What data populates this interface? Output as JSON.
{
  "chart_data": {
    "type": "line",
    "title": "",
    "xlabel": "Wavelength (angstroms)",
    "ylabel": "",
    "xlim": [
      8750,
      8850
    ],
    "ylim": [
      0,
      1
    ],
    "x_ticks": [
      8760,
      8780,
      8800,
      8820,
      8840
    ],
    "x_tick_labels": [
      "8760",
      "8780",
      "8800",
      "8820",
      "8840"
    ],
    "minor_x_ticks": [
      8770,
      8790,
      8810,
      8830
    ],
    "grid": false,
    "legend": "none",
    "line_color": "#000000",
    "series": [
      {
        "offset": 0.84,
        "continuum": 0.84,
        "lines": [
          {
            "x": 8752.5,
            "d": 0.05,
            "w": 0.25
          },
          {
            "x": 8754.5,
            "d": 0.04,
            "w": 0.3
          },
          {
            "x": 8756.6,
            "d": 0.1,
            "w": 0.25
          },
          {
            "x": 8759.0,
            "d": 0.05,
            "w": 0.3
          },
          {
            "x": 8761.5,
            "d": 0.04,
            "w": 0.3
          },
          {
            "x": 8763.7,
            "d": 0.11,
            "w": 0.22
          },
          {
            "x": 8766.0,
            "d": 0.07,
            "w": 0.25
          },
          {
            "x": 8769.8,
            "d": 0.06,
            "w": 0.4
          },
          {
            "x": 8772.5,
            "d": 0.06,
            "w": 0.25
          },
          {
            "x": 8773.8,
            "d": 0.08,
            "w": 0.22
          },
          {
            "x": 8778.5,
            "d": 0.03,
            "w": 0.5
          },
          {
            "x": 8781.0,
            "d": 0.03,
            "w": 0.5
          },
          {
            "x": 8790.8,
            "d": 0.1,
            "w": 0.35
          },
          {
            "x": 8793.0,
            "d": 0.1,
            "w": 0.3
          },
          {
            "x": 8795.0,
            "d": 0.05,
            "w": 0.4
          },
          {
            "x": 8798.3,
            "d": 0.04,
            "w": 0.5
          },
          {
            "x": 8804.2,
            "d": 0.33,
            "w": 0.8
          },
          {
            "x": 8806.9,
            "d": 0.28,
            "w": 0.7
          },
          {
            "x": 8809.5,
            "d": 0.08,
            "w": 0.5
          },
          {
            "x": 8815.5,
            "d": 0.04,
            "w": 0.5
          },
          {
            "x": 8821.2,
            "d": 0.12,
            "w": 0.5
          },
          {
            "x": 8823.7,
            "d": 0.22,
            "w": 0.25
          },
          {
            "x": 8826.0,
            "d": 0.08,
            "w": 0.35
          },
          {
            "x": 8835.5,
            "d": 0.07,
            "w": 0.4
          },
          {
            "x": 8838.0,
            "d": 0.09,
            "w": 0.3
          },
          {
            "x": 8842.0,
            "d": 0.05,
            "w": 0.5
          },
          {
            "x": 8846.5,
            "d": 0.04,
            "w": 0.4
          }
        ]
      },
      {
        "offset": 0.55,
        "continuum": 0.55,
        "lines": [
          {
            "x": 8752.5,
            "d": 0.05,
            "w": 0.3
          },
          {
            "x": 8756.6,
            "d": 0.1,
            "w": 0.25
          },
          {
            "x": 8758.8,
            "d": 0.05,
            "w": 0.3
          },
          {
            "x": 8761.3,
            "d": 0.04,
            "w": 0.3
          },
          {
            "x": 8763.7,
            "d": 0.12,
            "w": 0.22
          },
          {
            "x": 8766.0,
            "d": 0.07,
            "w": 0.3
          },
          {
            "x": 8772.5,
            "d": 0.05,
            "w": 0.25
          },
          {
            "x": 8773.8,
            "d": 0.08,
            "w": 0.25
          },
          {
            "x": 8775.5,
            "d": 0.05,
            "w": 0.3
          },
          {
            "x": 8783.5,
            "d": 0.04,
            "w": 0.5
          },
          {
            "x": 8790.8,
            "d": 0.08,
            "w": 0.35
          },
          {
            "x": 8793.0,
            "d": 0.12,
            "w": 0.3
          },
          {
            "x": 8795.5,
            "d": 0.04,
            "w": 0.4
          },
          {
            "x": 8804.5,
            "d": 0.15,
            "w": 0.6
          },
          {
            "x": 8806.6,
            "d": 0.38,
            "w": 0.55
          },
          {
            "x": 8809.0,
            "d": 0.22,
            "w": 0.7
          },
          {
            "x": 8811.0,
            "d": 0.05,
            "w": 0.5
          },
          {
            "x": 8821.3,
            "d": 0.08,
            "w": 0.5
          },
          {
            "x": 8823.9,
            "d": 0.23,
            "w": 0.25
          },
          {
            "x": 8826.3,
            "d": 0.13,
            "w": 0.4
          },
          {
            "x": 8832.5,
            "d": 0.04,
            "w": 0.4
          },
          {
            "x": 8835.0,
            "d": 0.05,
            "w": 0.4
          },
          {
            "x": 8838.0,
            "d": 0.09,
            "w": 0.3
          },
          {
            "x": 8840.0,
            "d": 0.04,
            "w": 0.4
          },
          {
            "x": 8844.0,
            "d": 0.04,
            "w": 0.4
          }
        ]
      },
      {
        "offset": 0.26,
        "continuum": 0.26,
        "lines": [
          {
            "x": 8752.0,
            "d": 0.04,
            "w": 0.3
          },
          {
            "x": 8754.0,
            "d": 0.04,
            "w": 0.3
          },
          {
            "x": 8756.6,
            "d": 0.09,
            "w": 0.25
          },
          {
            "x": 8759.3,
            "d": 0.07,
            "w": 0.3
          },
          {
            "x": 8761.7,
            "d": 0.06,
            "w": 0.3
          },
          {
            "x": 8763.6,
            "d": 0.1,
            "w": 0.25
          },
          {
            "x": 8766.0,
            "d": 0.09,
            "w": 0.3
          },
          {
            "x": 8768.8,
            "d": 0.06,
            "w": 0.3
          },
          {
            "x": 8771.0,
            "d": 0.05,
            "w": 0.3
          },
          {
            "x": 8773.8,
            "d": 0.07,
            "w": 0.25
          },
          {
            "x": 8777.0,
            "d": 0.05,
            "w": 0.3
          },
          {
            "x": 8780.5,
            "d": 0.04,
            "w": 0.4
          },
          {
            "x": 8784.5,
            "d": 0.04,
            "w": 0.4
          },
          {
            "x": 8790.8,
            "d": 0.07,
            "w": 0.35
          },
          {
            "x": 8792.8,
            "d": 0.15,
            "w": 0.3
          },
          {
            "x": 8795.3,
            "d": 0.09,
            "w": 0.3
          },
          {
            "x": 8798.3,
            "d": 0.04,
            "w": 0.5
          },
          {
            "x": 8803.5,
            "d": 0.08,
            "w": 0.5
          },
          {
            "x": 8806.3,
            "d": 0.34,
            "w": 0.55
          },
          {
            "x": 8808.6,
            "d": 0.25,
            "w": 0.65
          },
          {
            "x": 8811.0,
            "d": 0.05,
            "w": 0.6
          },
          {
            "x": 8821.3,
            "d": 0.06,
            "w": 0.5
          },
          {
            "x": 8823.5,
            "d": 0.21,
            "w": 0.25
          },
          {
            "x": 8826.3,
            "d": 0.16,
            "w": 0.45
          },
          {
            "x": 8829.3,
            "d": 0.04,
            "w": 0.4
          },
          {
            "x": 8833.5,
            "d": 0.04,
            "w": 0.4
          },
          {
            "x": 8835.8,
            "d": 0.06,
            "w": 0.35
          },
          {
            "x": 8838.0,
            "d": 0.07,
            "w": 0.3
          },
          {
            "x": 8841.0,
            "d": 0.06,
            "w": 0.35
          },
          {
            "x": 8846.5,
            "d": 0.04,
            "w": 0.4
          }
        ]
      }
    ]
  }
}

— The problem —
Here, the records must be output exactly and in full.

— Answer below —
What data populates this interface? Output as JSON.
{
  "chart_data": {
    "type": "line",
    "title": "",
    "xlabel": "Wavelength (angstroms)",
    "ylabel": "",
    "xlim": [
      8750,
      8850
    ],
    "ylim": [
      0,
      1
    ],
    "x_ticks": [
      8760,
      8780,
      8800,
      8820,
      8840
    ],
    "x_tick_labels": [
      "8760",
      "8780",
      "8800",
      "8820",
      "8840"
    ],
    "minor_x_ticks": [
      8770,
      8790,
      8810,
      8830
    ],
    "grid": false,
    "legend": "none",
    "line_color": "#000000",
    "series": [
      {
        "offset": 0.84,
        "continuum": 0.84,
        "lines": [
          {
            "x": 8752.5,
            "d": 0.05,
            "w": 0.25
          },
          {
            "x": 8754.5,
            "d": 0.04,
            "w": 0.3
          },
          {
            "x": 8756.6,
            "d": 0.1,
            "w": 0.25
          },
          {
            "x": 8759.0,
            "d": 0.05,
            "w": 0.3
          },
          {
            "x": 8761.5,
            "d": 0.04,
            "w": 0.3
          },
          {
            "x": 8763.7,
            "d": 0.11,
            "w": 0.22
          },
          {
            "x": 8766.0,
            "d": 0.07,
            "w": 0.25
          },
          {
            "x": 8769.8,
            "d": 0.06,
            "w": 0.4
          },
          {
            "x": 8772.5,
            "d": 0.06,
            "w": 0.25
          },
          {
            "x": 8773.8,
            "d": 0.08,
            "w": 0.22
          },
          {
            "x": 8778.5,
            "d": 0.03,
            "w": 0.5
          },
          {
            "x": 8781.0,
            "d": 0.03,
            "w": 0.5
          },
          {
            "x": 8790.8,
            "d": 0.1,
            "w": 0.35
          },
          {
            "x": 8793.0,
            "d": 0.1,
            "w": 0.3
          },
          {
            "x": 8795.0,
            "d": 0.05,
            "w": 0.4
          },
          {
            "x": 8798.3,
            "d": 0.04,
            "w": 0.5
          },
          {
            "x": 8804.2,
            "d": 0.33,
            "w": 0.8
          },
          {
            "x": 8806.9,
            "d": 0.28,
            "w": 0.7
          },
          {
            "x": 8809.5,
            "d": 0.08,
            "w": 0.5
          },
          {
            "x": 8815.5,
            "d": 0.04,
            "w": 0.5
          },
          {
            "x": 8821.2,
            "d": 0.12,
            "w": 0.5
          },
          {
            "x": 8823.7,
            "d": 0.22,
            "w": 0.25
          },
          {
            "x": 8826.0,
            "d": 0.08,
            "w": 0.35
          },
          {
            "x": 8835.5,
            "d": 0.07,
            "w": 0.4
          },
          {
            "x": 8838.0,
            "d": 0.09,
            "w": 0.3
          },
          {
            "x": 8842.0,
            "d": 0.05,
            "w": 0.5
          },
          {
            "x": 8846.5,
            "d": 0.04,
            "w": 0.4
          }
        ]
      },
      {
        "offset": 0.55,
        "continuum": 0.55,
        "lines": [
          {
            "x": 8752.5,
            "d": 0.05,
            "w": 0.3
          },
          {
            "x": 8756.6,
            "d": 0.1,
            "w": 0.25
          },
          {
            "x": 8758.8,
            "d": 0.05,
            "w": 0.3
          },
          {
            "x": 8761.3,
            "d": 0.04,
            "w": 0.3
          },
          {
            "x": 8763.7,
            "d": 0.12,
            "w": 0.22
          },
          {
            "x": 8766.0,
            "d": 0.07,
            "w": 0.3
          },
          {
            "x": 8772.5,
            "d": 0.05,
            "w": 0.25
          },
          {
            "x": 8773.8,
            "d": 0.08,
            "w": 0.25
          },
          {
            "x": 8775.5,
            "d": 0.05,
            "w": 0.3
          },
          {
            "x": 8783.5,
            "d": 0.04,
            "w": 0.5
          },
          {
            "x": 8790.8,
            "d": 0.08,
            "w": 0.35
          },
          {
            "x": 8793.0,
            "d": 0.12,
            "w": 0.3
          },
          {
            "x": 8795.5,
            "d": 0.04,
            "w": 0.4
          },
          {
            "x": 8804.5,
            "d": 0.15,
            "w": 0.6
          },
          {
            "x": 8806.6,
            "d": 0.38,
            "w": 0.55
          },
          {
            "x": 8809.0,
            "d": 0.22,
            "w": 0.7
          },
          {
            "x": 8811.0,
            "d": 0.05,
            "w": 0.5
          },
          {
            "x": 8821.3,
            "d": 0.08,
            "w": 0.5
          },
          {
            "x": 8823.9,
            "d": 0.23,
            "w": 0.25
          },
          {
            "x": 8826.3,
            "d": 0.13,
            "w": 0.4
          },
          {
            "x": 8832.5,
            "d": 0.04,
            "w": 0.4
          },
          {
            "x": 8835.0,
            "d": 0.05,
            "w": 0.4
          },
          {
            "x": 8838.0,
            "d": 0.09,
            "w": 0.3
          },
          {
            "x": 8840.0,
            "d": 0.04,
            "w": 0.4
          },
          {
            "x": 8844.0,
            "d": 0.04,
            "w": 0.4
          }
        ]
      },
      {
        "offset": 0.26,
        "continuum": 0.26,
        "lines": [
          {
            "x": 8752.0,
            "d": 0.04,
            "w": 0.3
          },
          {
            "x": 8754.0,
            "d": 0.04,
            "w": 0.3
          },
          {
            "x": 8756.6,
            "d": 0.09,
            "w": 0.25
          },
          {
            "x": 8759.3,
            "d": 0.07,
            "w": 0.3
          },
          {
            "x": 8761.7,
            "d": 0.06,
            "w": 0.3
          },
          {
            "x": 8763.6,
            "d": 0.1,
            "w": 0.25
          },
          {
            "x": 8766.0,
            "d": 0.09,
            "w": 0.3
          },
          {
            "x": 8768.8,
            "d": 0.06,
            "w": 0.3
          },
          {
            "x": 8771.0,
            "d": 0.05,
            "w": 0.3
          },
          {
            "x": 8773.8,
            "d": 0.07,
            "w": 0.25
          },
          {
            "x": 8777.0,
            "d": 0.05,
            "w": 0.3
          },
          {
            "x": 8780.5,
            "d": 0.04,
            "w": 0.4
          },
          {
            "x": 8784.5,
            "d": 0.04,
            "w": 0.4
          },
          {
            "x": 8790.8,
            "d": 0.07,
            "w": 0.35
          },
          {
            "x": 8792.8,
            "d": 0.15,
            "w": 0.3
          },
          {
            "x": 8795.3,
            "d": 0.09,
            "w": 0.3
          },
          {
            "x": 8798.3,
            "d": 0.04,
            "w": 0.5
          },
          {
            "x": 8803.5,
            "d": 0.08,
            "w": 0.5
          },
          {
            "x": 8806.3,
            "d": 0.34,
            "w": 0.55
          },
          {
            "x": 8808.6,
            "d": 0.25,
            "w": 0.65
          },
          {
            "x": 8811.0,
            "d": 0.05,
            "w": 0.6
          },
          {
            "x": 8821.3,
            "d": 0.06,
            "w": 0.5
          },
          {
            "x": 8823.5,
            "d": 0.21,
            "w": 0.25
          },
          {
            "x": 8826.3,
            "d": 0.16,
            "w": 0.45
          },
          {
            "x": 8829.3,
            "d": 0.04,
            "w": 0.4
          },
          {
            "x": 8833.5,
            "d": 0.04,
            "w": 0.4
          },
          {
            "x": 8835.8,
            "d": 0.06,
            "w": 0.35
          },
          {
            "x": 8838.0,
            "d": 0.07,
            "w": 0.3
          },
          {
            "x": 8841.0,
            "d": 0.06,
            "w": 0.35
          },
          {
            "x": 8846.5,
            "d": 0.04,
            "w": 0.4
          }
        ]
      }
    ]
  }
}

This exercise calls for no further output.